> Directive
Omit the pictures from the entries below and retype everything else exactly.

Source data
:::::

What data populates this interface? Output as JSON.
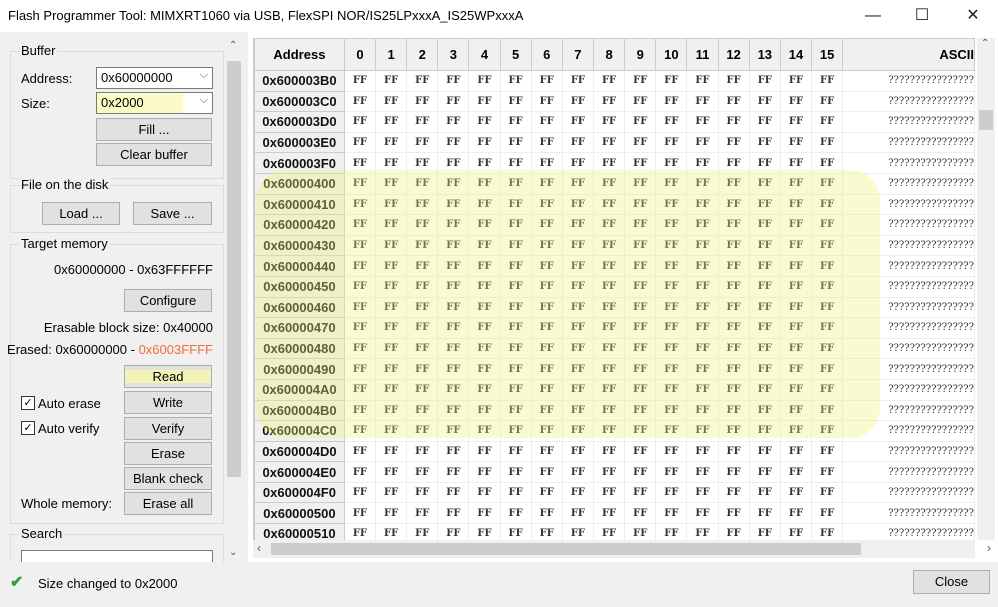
{
  "window": {
    "title": "Flash Programmer Tool:   MIMXRT1060 via USB,   FlexSPI NOR/IS25LPxxxA_IS25WPxxxA",
    "minimize": "—",
    "maximize": "☐",
    "close": "✕"
  },
  "buffer": {
    "label": "Buffer",
    "address_label": "Address:",
    "address_value": "0x60000000",
    "size_label": "Size:",
    "size_value": "0x2000",
    "fill": "Fill ...",
    "clear": "Clear buffer"
  },
  "file": {
    "label": "File on the disk",
    "load": "Load ...",
    "save": "Save ..."
  },
  "target": {
    "label": "Target memory",
    "range": "0x60000000 - 0x63FFFFFF",
    "configure": "Configure",
    "erasable": "Erasable block size: 0x40000",
    "erased_prefix": "Erased: 0x60000000 - ",
    "erased_end": "0x6003FFFF",
    "erased_end_color": "#f26b3a",
    "read": "Read",
    "write": "Write",
    "verify": "Verify",
    "erase": "Erase",
    "blank_check": "Blank check",
    "erase_all": "Erase all",
    "auto_erase": "Auto erase",
    "auto_erase_checked": true,
    "auto_verify": "Auto verify",
    "auto_verify_checked": true,
    "whole_memory": "Whole memory:"
  },
  "search": {
    "label": "Search",
    "value": ""
  },
  "table": {
    "headers": [
      "Address",
      "0",
      "1",
      "2",
      "3",
      "4",
      "5",
      "6",
      "7",
      "8",
      "9",
      "10",
      "11",
      "12",
      "13",
      "14",
      "15",
      "ASCII"
    ],
    "rows": [
      {
        "address": "0x600003B0"
      },
      {
        "address": "0x600003C0"
      },
      {
        "address": "0x600003D0"
      },
      {
        "address": "0x600003E0"
      },
      {
        "address": "0x600003F0"
      },
      {
        "address": "0x60000400"
      },
      {
        "address": "0x60000410"
      },
      {
        "address": "0x60000420"
      },
      {
        "address": "0x60000430"
      },
      {
        "address": "0x60000440"
      },
      {
        "address": "0x60000450"
      },
      {
        "address": "0x60000460"
      },
      {
        "address": "0x60000470"
      },
      {
        "address": "0x60000480"
      },
      {
        "address": "0x60000490"
      },
      {
        "address": "0x600004A0"
      },
      {
        "address": "0x600004B0"
      },
      {
        "address": "0x600004C0"
      },
      {
        "address": "0x600004D0"
      },
      {
        "address": "0x600004E0"
      },
      {
        "address": "0x600004F0"
      },
      {
        "address": "0x60000500"
      },
      {
        "address": "0x60000510"
      }
    ],
    "byte_value": "FF",
    "ascii_value": "????????????????"
  },
  "status": {
    "icon": "checkmark-icon",
    "text": "Size changed to 0x2000",
    "close": "Close",
    "icon_color": "#2e9e3e"
  }
}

:::::

> The response
What data populates this interface? Output as JSON.
{
  "window": {
    "title": "Flash Programmer Tool:   MIMXRT1060 via USB,   FlexSPI NOR/IS25LPxxxA_IS25WPxxxA",
    "minimize": "—",
    "maximize": "☐",
    "close": "✕"
  },
  "buffer": {
    "label": "Buffer",
    "address_label": "Address:",
    "address_value": "0x60000000",
    "size_label": "Size:",
    "size_value": "0x2000",
    "fill": "Fill ...",
    "clear": "Clear buffer"
  },
  "file": {
    "label": "File on the disk",
    "load": "Load ...",
    "save": "Save ..."
  },
  "target": {
    "label": "Target memory",
    "range": "0x60000000 - 0x63FFFFFF",
    "configure": "Configure",
    "erasable": "Erasable block size: 0x40000",
    "erased_prefix": "Erased: 0x60000000 - ",
    "erased_end": "0x6003FFFF",
    "erased_end_color": "#f26b3a",
    "read": "Read",
    "write": "Write",
    "verify": "Verify",
    "erase": "Erase",
    "blank_check": "Blank check",
    "erase_all": "Erase all",
    "auto_erase": "Auto erase",
    "auto_erase_checked": true,
    "auto_verify": "Auto verify",
    "auto_verify_checked": true,
    "whole_memory": "Whole memory:"
  },
  "search": {
    "label": "Search",
    "value": ""
  },
  "table": {
    "headers": [
      "Address",
      "0",
      "1",
      "2",
      "3",
      "4",
      "5",
      "6",
      "7",
      "8",
      "9",
      "10",
      "11",
      "12",
      "13",
      "14",
      "15",
      "ASCII"
    ],
    "rows": [
      {
        "address": "0x600003B0"
      },
      {
        "address": "0x600003C0"
      },
      {
        "address": "0x600003D0"
      },
      {
        "address": "0x600003E0"
      },
      {
        "address": "0x600003F0"
      },
      {
        "address": "0x60000400"
      },
      {
        "address": "0x60000410"
      },
      {
        "address": "0x60000420"
      },
      {
        "address": "0x60000430"
      },
      {
        "address": "0x60000440"
      },
      {
        "address": "0x60000450"
      },
      {
        "address": "0x60000460"
      },
      {
        "address": "0x60000470"
      },
      {
        "address": "0x60000480"
      },
      {
        "address": "0x60000490"
      },
      {
        "address": "0x600004A0"
      },
      {
        "address": "0x600004B0"
      },
      {
        "address": "0x600004C0"
      },
      {
        "address": "0x600004D0"
      },
      {
        "address": "0x600004E0"
      },
      {
        "address": "0x600004F0"
      },
      {
        "address": "0x60000500"
      },
      {
        "address": "0x60000510"
      }
    ],
    "byte_value": "FF",
    "ascii_value": "????????????????"
  },
  "status": {
    "icon": "checkmark-icon",
    "text": "Size changed to 0x2000",
    "close": "Close",
    "icon_color": "#2e9e3e"
  }
}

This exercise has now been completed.